━━━ Supplied records ━━━
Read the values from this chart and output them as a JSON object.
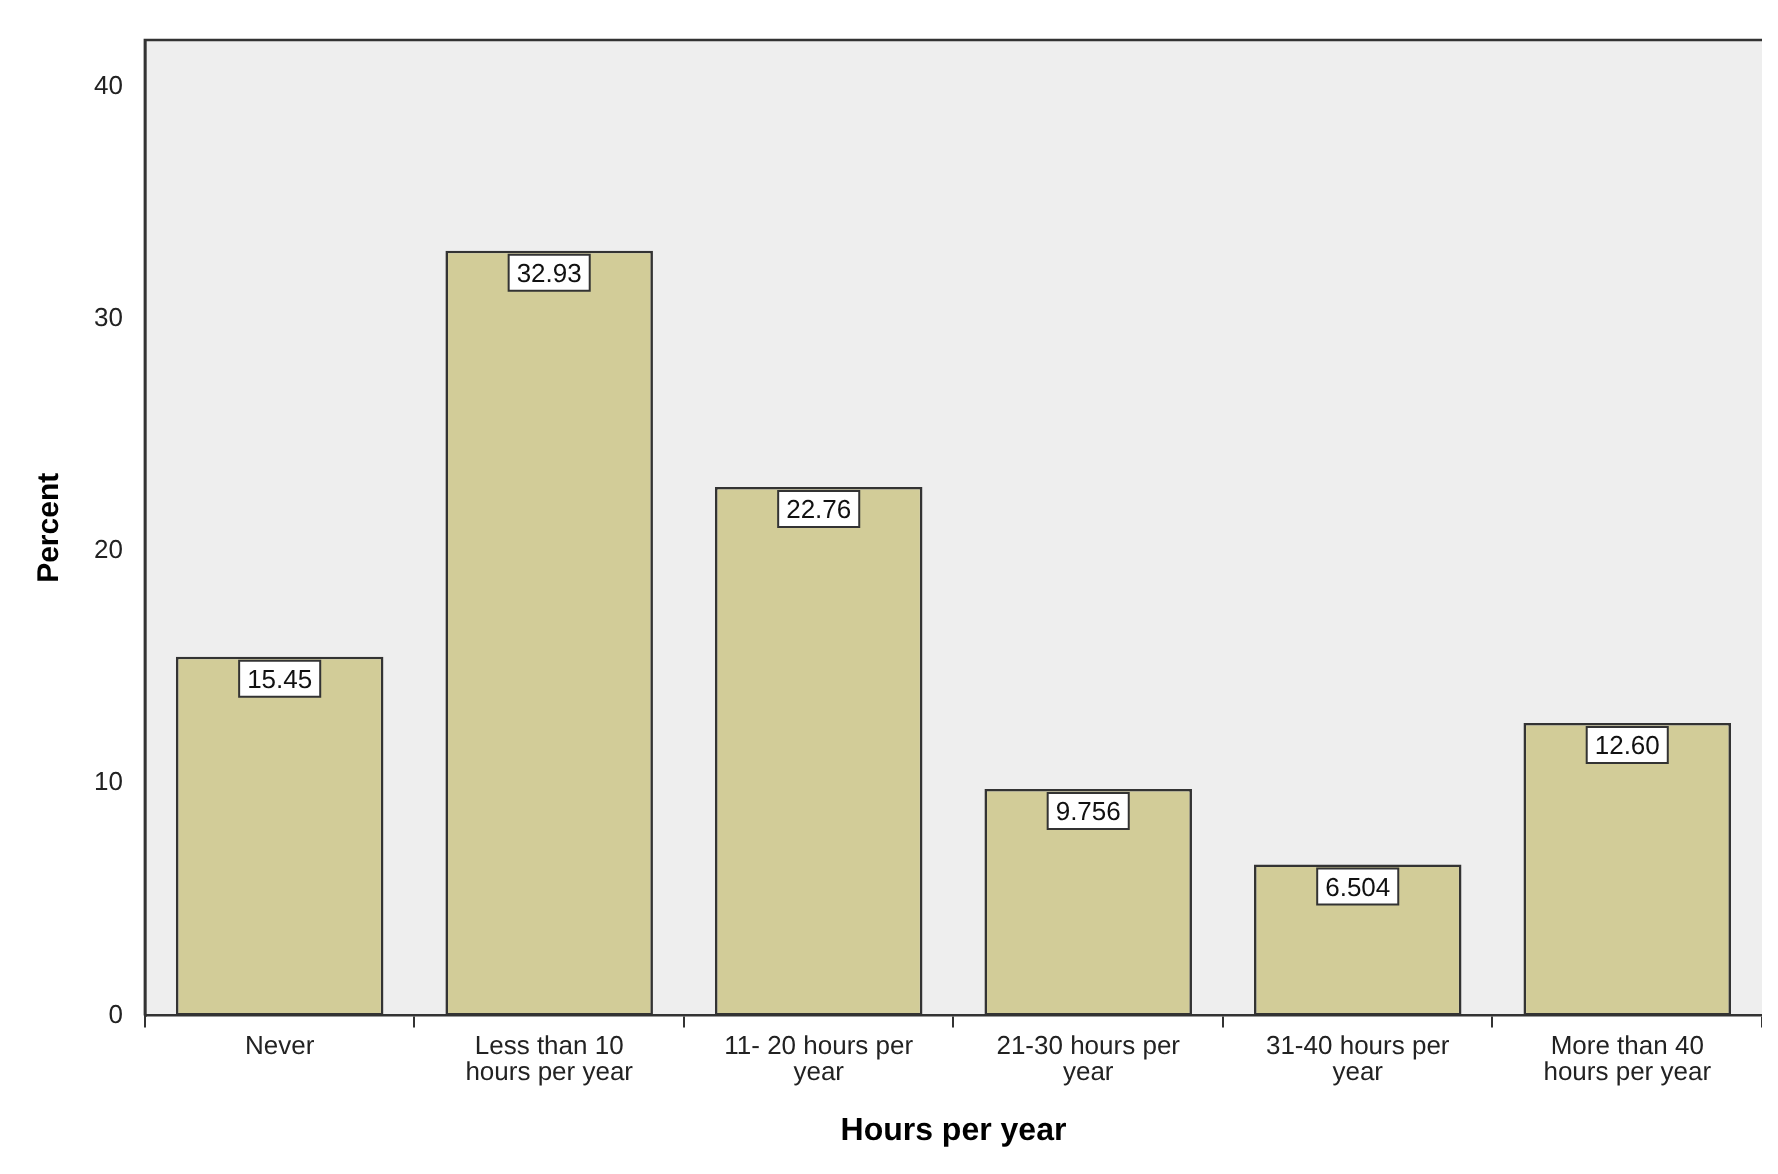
{
  "chart_data": {
    "type": "bar",
    "xlabel": "Hours per year",
    "ylabel": "Percent",
    "categories": [
      "Never",
      "Less than 10 hours per year",
      "11- 20 hours per year",
      "21-30 hours per year",
      "31-40 hours per year",
      "More than 40 hours per year"
    ],
    "values": [
      15.45,
      32.93,
      22.76,
      9.756,
      6.504,
      12.6
    ],
    "value_labels": [
      "15.45",
      "32.93",
      "22.76",
      "9.756",
      "6.504",
      "12.60"
    ],
    "color": "#d2cc98",
    "ylim": [
      0,
      42
    ],
    "yticks": [
      0,
      10,
      20,
      30,
      40
    ],
    "grid": false,
    "legend": false
  }
}
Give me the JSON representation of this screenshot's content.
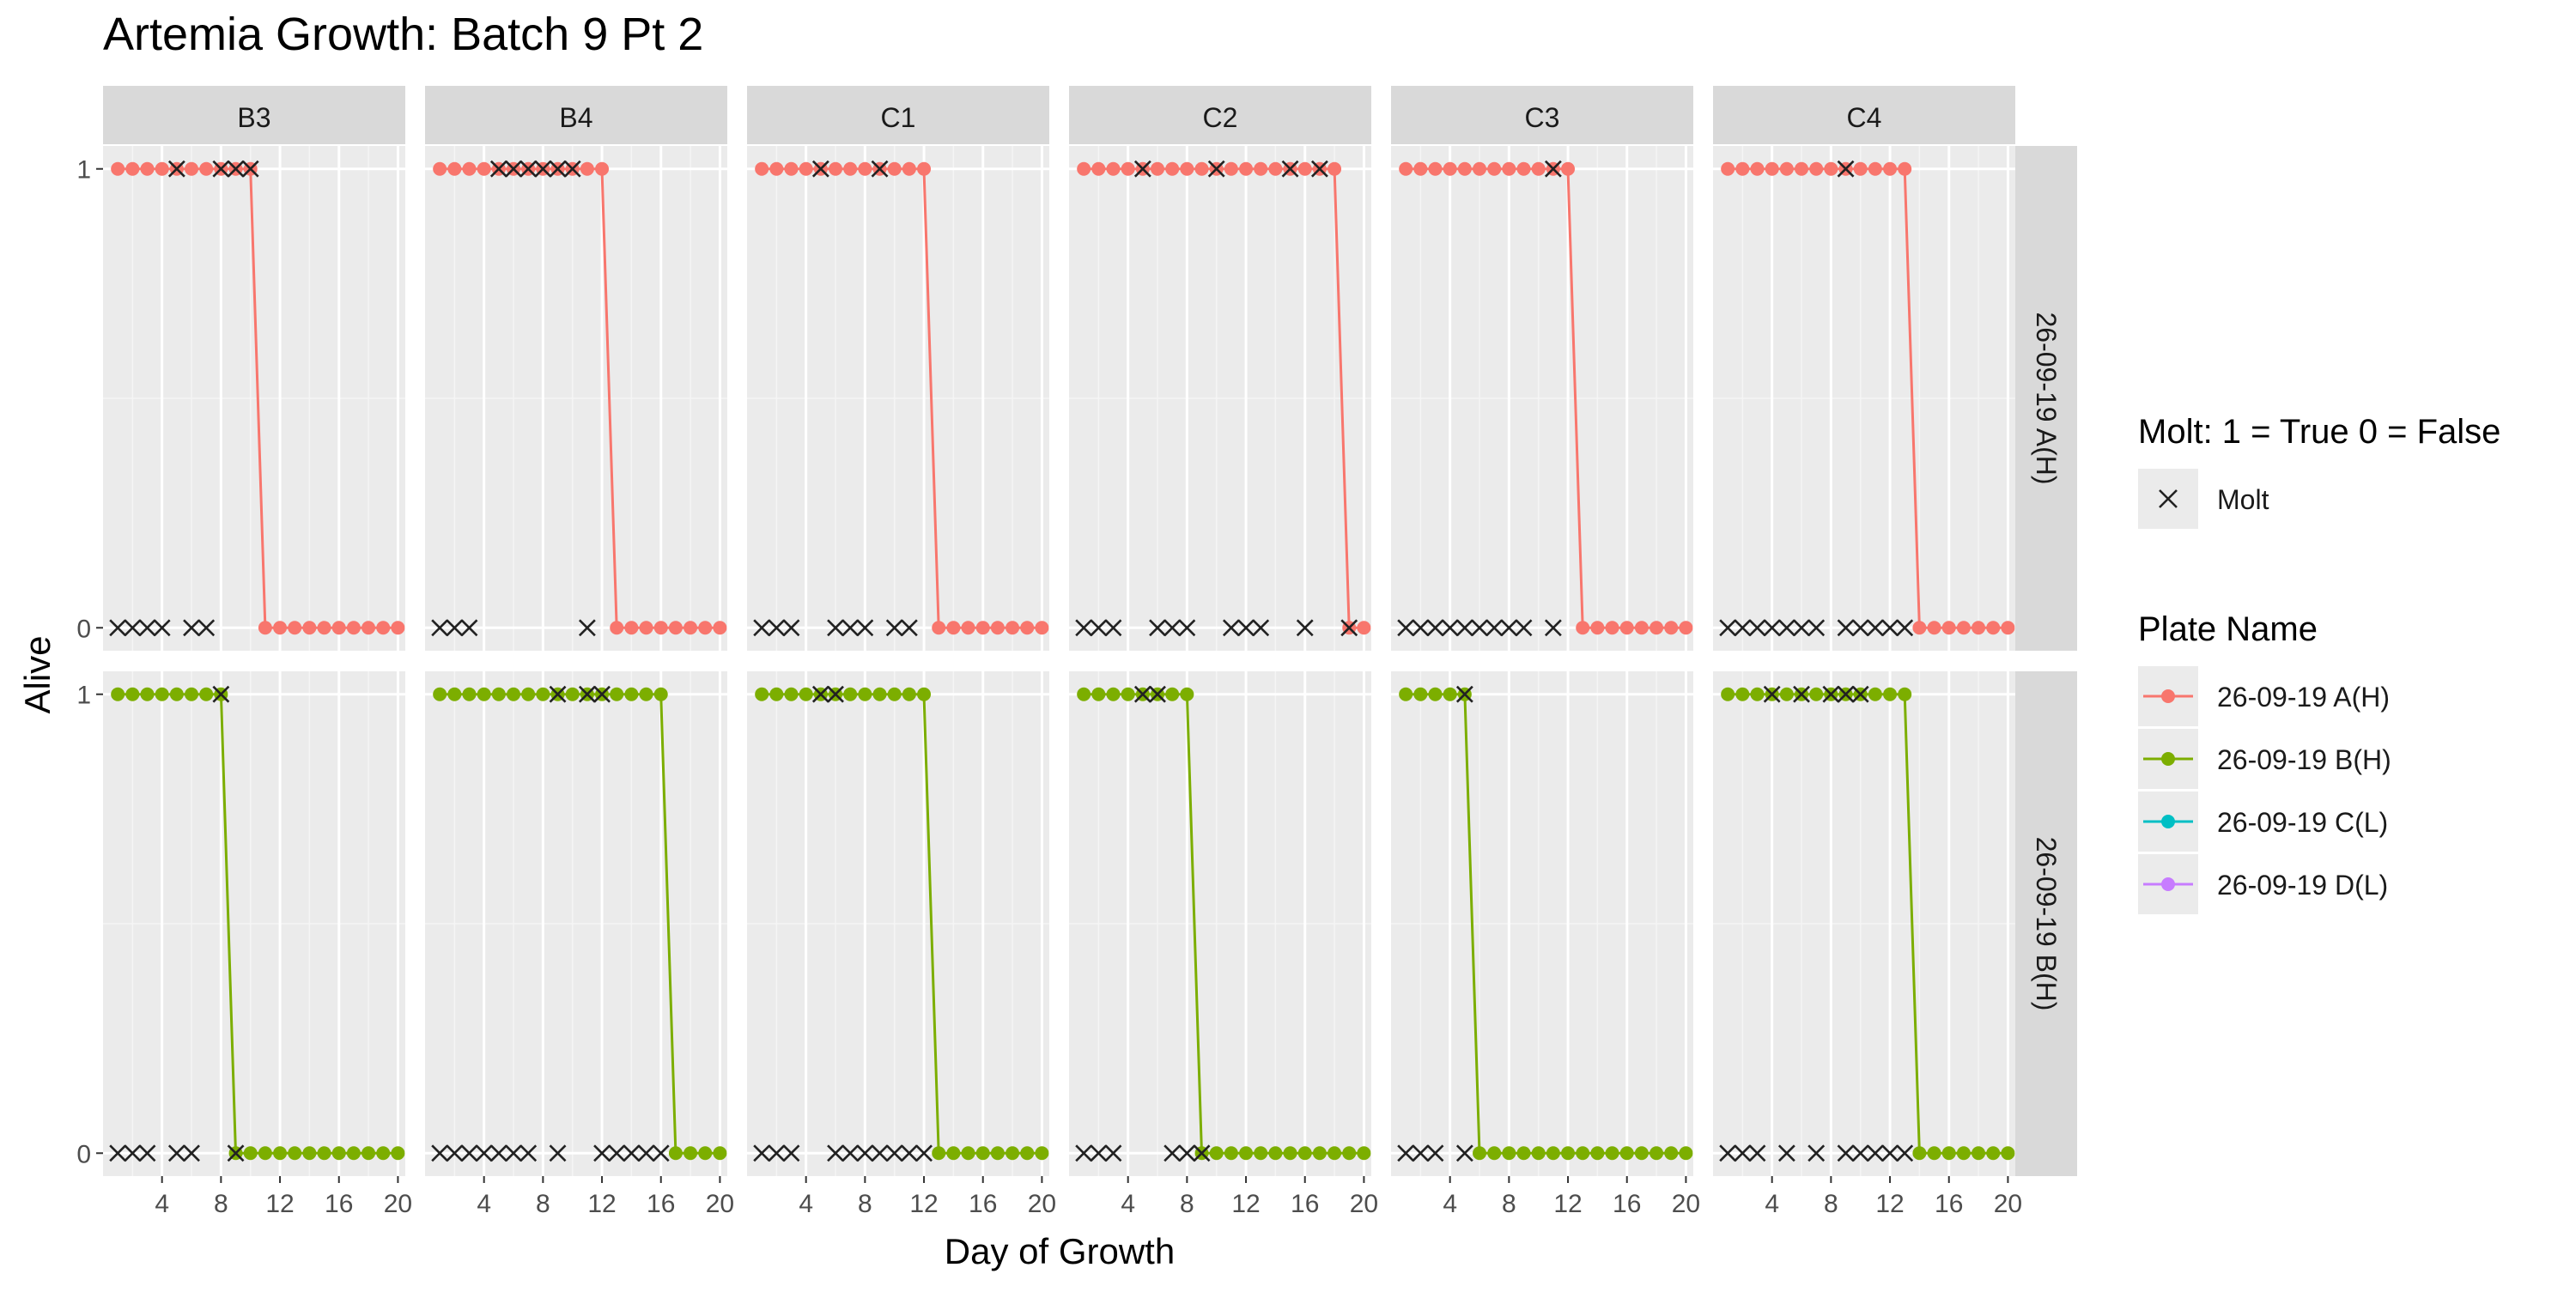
━━━
## Given task
The pictures should not be reproduced; quote all of the other material exactly.

## Task result
Read the values from this chart and output them as a JSON object.
{
  "chart_data": {
    "type": "bar",
    "xlabel": "Hours per year",
    "ylabel": "Percent",
    "categories": [
      "Never",
      "Less than 10 hours per year",
      "11- 20 hours per year",
      "21-30 hours per year",
      "31-40 hours per year",
      "More than 40 hours per year"
    ],
    "values": [
      15.45,
      32.93,
      22.76,
      9.756,
      6.504,
      12.6
    ],
    "value_labels": [
      "15.45",
      "32.93",
      "22.76",
      "9.756",
      "6.504",
      "12.60"
    ],
    "color": "#d2cc98",
    "ylim": [
      0,
      42
    ],
    "yticks": [
      0,
      10,
      20,
      30,
      40
    ],
    "grid": false,
    "legend": false
  }
}
Give me the JSON representation of this screenshot's content.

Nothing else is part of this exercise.